» WRITTEN REQUEST
Go through the entries below and count the lines holding the word "ultrices". Reply with only the number, please.

» Source data

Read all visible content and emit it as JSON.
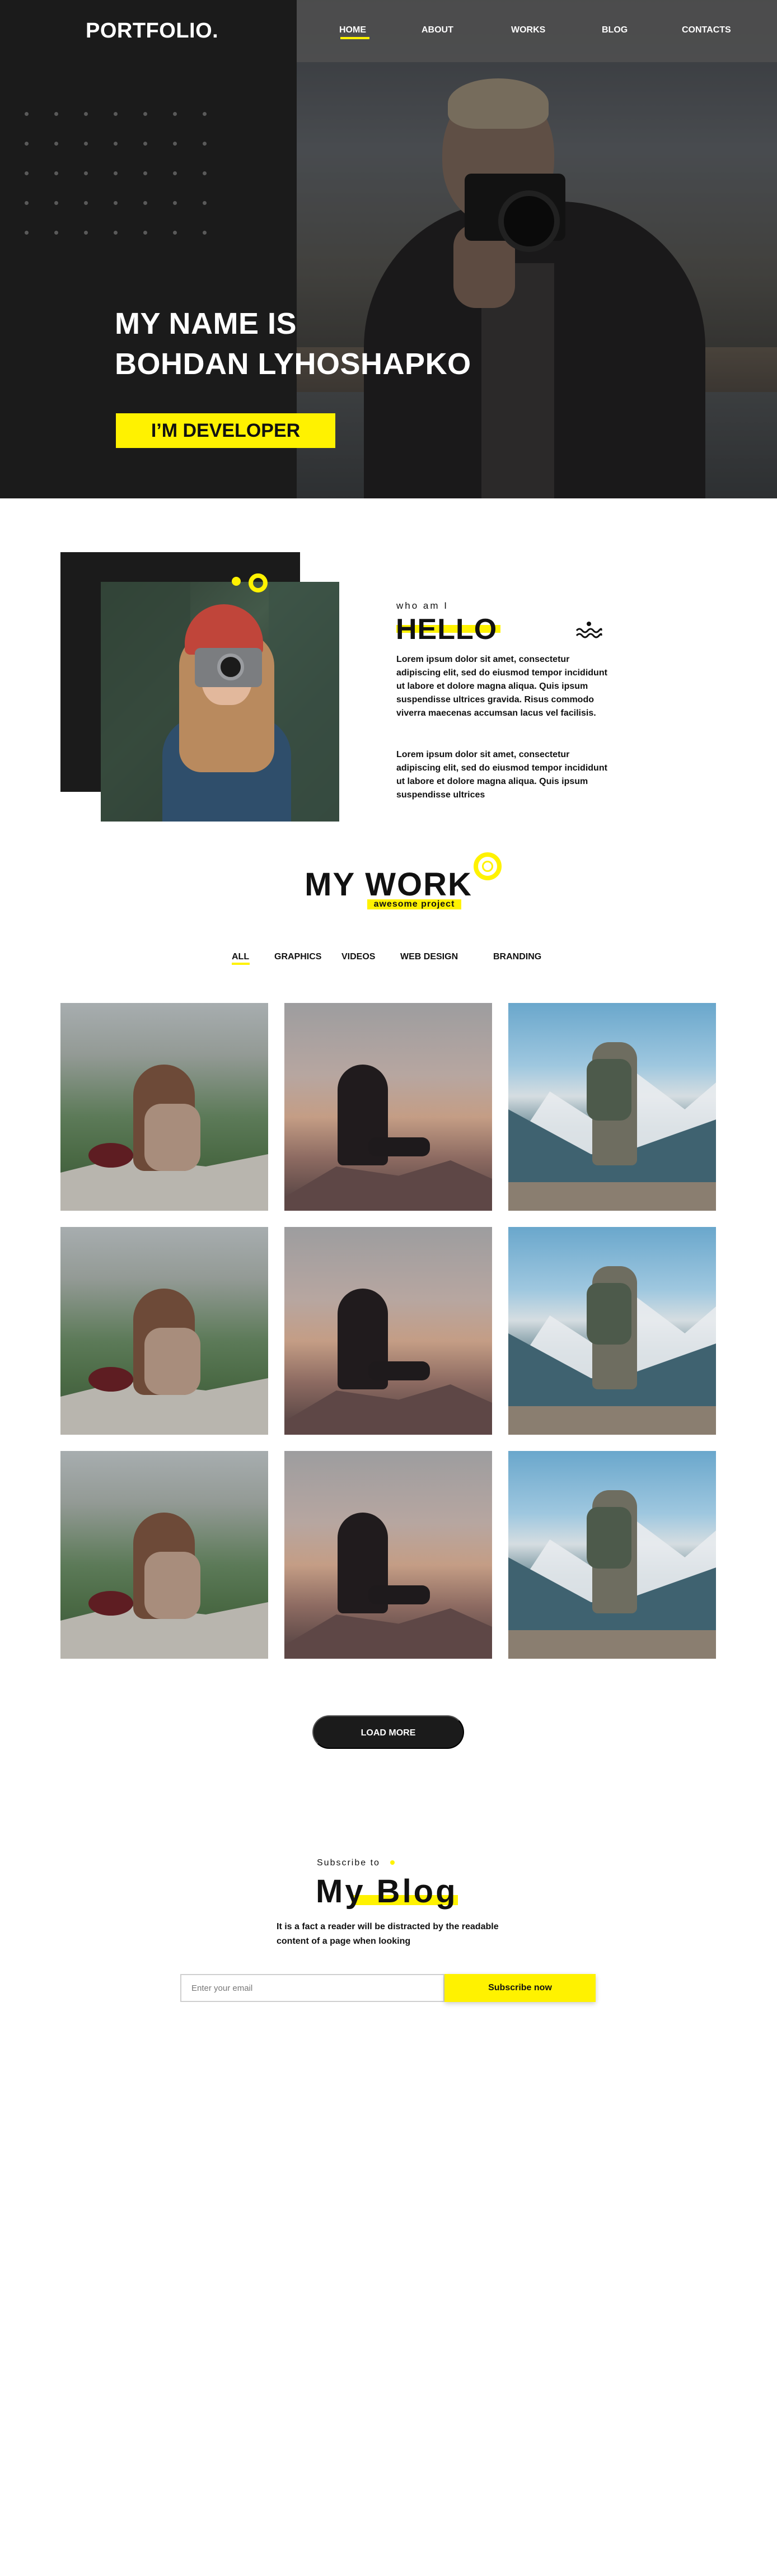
{
  "nav": {
    "logo": "PORTFOLIO.",
    "items": [
      {
        "label": "HOME"
      },
      {
        "label": "ABOUT"
      },
      {
        "label": "WORKS"
      },
      {
        "label": "BLOG"
      },
      {
        "label": "CONTACTS"
      }
    ]
  },
  "hero": {
    "title_line1": "MY NAME IS",
    "title_line2": "BOHDAN LYHOSHAPKO",
    "badge": "I’M DEVELOPER"
  },
  "about": {
    "label": "who am I",
    "heading": "HELLO",
    "paragraph1": "Lorem ipsum dolor sit amet, consectetur adipiscing elit, sed do eiusmod tempor incididunt ut labore et dolore magna aliqua. Quis ipsum suspendisse ultrices gravida. Risus commodo viverra maecenas accumsan lacus vel facilisis.",
    "paragraph2": "Lorem ipsum dolor sit amet, consectetur adipiscing elit, sed do eiusmod tempor incididunt ut labore et dolore magna aliqua. Quis ipsum suspendisse ultrices"
  },
  "work": {
    "title": "MY WORK",
    "subtitle": "awesome project",
    "filters": [
      {
        "label": "ALL"
      },
      {
        "label": "GRAPHICS"
      },
      {
        "label": "VIDEOS"
      },
      {
        "label": "WEB DESIGN"
      },
      {
        "label": "BRANDING"
      }
    ],
    "load_more": "LOAD MORE"
  },
  "subscribe": {
    "label": "Subscribe to",
    "title": "My Blog",
    "description": "It is a fact a reader will be distracted by the readable content of a page when looking",
    "email_placeholder": "Enter your email",
    "button": "Subscribe now"
  },
  "colors": {
    "accent": "#fff200",
    "dark": "#1b1b1b",
    "background": "#ffffff"
  },
  "icons": [
    "waves-icon",
    "ring-icon"
  ]
}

» SOLUTION TO THIS EXERCISE
2